THE PROBLEM:
Determine the number of lines in the listing below where the string "Last" occurs; answer with the number alone.
## start
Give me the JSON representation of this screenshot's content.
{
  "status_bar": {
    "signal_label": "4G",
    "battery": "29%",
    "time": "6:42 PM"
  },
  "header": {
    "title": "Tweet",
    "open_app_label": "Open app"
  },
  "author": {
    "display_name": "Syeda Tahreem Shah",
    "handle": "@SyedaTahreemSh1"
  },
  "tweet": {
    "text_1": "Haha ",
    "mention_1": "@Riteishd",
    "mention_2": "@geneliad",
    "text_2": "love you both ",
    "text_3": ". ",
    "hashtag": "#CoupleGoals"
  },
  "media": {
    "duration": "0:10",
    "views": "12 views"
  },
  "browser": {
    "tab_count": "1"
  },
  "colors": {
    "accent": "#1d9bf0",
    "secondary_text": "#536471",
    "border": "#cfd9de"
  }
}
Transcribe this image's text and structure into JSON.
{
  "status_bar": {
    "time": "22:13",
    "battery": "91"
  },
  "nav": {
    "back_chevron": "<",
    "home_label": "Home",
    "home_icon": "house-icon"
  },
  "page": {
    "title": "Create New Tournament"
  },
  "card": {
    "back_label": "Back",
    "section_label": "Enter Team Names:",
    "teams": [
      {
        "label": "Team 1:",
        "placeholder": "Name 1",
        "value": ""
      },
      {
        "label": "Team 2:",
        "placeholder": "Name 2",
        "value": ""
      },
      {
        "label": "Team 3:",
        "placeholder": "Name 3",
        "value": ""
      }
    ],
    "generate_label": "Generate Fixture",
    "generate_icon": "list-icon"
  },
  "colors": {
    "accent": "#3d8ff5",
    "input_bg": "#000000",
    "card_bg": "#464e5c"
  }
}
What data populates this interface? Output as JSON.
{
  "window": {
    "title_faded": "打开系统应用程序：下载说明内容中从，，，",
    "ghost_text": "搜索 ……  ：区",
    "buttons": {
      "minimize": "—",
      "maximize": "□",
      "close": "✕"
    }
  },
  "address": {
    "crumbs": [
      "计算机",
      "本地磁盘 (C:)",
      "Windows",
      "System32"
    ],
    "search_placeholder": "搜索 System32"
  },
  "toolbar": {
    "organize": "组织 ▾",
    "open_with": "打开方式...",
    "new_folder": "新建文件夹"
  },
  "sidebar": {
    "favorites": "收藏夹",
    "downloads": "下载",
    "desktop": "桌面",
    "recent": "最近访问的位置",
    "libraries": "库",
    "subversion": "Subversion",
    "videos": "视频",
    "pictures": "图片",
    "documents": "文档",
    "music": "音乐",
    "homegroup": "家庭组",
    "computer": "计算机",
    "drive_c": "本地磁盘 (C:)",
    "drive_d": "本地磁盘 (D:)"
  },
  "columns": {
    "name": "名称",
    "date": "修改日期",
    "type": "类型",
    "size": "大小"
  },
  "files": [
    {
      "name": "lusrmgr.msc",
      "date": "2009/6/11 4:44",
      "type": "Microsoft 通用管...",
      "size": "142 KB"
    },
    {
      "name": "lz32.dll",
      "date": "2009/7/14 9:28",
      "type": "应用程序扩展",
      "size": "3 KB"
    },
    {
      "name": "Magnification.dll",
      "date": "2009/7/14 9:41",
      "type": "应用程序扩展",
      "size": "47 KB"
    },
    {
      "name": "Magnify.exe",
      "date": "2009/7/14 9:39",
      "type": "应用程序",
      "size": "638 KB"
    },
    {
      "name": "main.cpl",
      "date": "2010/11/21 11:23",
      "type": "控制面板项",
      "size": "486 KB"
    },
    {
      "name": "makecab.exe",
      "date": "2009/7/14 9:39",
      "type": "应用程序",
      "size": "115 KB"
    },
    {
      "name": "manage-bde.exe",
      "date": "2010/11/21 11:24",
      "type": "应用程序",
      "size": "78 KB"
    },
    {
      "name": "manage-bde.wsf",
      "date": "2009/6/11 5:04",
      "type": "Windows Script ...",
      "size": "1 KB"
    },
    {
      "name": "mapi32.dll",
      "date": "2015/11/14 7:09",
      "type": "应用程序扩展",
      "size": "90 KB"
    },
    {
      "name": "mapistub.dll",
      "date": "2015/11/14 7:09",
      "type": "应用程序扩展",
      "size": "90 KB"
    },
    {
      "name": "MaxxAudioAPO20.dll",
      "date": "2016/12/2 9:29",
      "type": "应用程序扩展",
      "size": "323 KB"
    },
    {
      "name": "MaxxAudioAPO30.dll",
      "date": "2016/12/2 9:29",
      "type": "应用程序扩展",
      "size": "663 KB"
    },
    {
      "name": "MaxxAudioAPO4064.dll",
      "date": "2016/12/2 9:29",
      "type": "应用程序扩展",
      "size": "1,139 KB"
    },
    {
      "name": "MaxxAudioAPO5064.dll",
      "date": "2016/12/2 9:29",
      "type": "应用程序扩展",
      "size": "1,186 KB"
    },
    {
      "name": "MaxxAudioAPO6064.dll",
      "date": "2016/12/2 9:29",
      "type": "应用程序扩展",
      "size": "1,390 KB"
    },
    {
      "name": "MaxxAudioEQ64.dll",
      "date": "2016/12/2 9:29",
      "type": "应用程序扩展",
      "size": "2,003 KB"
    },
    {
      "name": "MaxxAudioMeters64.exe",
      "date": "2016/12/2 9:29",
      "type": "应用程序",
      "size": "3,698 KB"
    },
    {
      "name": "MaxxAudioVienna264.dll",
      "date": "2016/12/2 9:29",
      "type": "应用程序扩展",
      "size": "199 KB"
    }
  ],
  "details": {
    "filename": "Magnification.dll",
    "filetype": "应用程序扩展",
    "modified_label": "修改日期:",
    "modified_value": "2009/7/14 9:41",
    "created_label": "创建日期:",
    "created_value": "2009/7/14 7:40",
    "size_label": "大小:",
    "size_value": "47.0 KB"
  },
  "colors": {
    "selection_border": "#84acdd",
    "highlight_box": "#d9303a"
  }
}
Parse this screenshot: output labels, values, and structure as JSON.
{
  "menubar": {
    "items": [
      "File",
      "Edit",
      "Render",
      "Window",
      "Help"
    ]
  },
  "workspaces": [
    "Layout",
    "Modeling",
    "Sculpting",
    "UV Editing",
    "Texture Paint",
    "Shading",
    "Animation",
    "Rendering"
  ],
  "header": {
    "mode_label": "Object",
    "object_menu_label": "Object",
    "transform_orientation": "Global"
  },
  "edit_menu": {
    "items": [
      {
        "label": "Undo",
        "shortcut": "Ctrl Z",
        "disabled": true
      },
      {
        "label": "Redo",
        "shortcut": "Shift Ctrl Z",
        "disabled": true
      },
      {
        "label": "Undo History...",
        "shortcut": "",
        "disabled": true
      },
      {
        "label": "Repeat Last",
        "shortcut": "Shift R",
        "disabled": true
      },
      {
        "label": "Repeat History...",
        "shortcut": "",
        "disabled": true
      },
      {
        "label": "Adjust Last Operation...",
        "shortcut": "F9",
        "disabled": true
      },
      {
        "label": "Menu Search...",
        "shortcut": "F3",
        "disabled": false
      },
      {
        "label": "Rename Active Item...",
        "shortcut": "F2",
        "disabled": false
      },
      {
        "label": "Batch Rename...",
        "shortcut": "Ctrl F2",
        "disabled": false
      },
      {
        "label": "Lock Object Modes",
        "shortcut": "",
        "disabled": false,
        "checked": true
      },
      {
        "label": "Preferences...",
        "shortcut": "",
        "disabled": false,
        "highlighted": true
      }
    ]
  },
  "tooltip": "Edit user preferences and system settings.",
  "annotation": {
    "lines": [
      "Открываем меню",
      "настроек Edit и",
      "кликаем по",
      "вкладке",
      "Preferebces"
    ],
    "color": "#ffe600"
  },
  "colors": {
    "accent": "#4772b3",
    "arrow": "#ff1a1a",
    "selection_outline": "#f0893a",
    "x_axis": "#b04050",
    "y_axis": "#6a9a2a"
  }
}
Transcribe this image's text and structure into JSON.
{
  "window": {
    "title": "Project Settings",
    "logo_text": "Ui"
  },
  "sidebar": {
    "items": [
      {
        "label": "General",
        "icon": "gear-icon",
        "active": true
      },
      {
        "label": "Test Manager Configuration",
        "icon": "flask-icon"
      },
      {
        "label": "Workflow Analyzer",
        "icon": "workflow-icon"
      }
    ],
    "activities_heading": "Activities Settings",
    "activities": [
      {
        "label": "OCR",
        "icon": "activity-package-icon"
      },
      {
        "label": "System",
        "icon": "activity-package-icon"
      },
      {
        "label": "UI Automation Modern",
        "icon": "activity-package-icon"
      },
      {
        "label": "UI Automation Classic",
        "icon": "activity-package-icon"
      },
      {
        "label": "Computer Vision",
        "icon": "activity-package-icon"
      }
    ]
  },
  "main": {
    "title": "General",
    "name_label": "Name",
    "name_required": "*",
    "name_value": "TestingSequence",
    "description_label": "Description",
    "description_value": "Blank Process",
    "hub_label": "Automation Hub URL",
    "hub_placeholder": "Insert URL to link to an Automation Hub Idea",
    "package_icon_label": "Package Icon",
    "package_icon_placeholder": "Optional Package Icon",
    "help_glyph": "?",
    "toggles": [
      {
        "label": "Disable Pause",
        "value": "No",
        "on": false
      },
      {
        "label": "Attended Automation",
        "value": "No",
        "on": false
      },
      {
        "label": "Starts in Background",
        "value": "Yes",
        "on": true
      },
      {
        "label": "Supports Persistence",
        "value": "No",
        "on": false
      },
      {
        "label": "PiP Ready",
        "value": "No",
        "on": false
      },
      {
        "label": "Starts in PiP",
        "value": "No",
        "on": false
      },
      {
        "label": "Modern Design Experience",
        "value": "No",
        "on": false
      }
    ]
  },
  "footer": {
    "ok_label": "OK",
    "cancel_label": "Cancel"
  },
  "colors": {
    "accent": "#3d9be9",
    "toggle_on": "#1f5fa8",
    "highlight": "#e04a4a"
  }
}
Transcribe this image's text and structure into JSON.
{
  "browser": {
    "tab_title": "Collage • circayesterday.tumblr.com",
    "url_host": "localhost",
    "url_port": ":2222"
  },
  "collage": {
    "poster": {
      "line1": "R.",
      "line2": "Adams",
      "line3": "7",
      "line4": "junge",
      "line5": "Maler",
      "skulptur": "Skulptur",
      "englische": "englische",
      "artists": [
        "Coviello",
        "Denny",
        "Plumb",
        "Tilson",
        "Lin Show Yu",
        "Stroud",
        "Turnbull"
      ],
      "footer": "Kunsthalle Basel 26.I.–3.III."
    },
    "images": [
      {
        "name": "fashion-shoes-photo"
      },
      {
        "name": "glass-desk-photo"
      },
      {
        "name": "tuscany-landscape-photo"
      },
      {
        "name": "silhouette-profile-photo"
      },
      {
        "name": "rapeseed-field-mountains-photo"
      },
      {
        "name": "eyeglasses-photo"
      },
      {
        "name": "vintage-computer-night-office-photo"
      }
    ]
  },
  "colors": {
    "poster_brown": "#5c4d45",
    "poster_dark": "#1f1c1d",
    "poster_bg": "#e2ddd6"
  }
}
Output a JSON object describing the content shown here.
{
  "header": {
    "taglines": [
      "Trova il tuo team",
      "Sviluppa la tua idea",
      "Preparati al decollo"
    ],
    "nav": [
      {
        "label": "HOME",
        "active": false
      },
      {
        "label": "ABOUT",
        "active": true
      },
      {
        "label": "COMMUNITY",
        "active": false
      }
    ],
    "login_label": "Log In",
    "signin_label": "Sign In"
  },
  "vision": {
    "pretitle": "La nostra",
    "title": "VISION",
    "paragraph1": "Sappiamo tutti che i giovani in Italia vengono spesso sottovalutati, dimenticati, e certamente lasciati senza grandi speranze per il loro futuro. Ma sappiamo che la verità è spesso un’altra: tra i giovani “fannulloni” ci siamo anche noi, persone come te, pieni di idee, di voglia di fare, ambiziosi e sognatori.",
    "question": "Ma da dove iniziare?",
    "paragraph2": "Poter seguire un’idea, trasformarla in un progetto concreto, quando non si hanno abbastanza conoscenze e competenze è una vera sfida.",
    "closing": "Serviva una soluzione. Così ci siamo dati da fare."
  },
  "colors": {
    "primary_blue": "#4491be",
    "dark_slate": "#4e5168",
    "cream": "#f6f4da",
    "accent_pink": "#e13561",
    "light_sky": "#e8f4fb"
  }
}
## end
REPLY:
2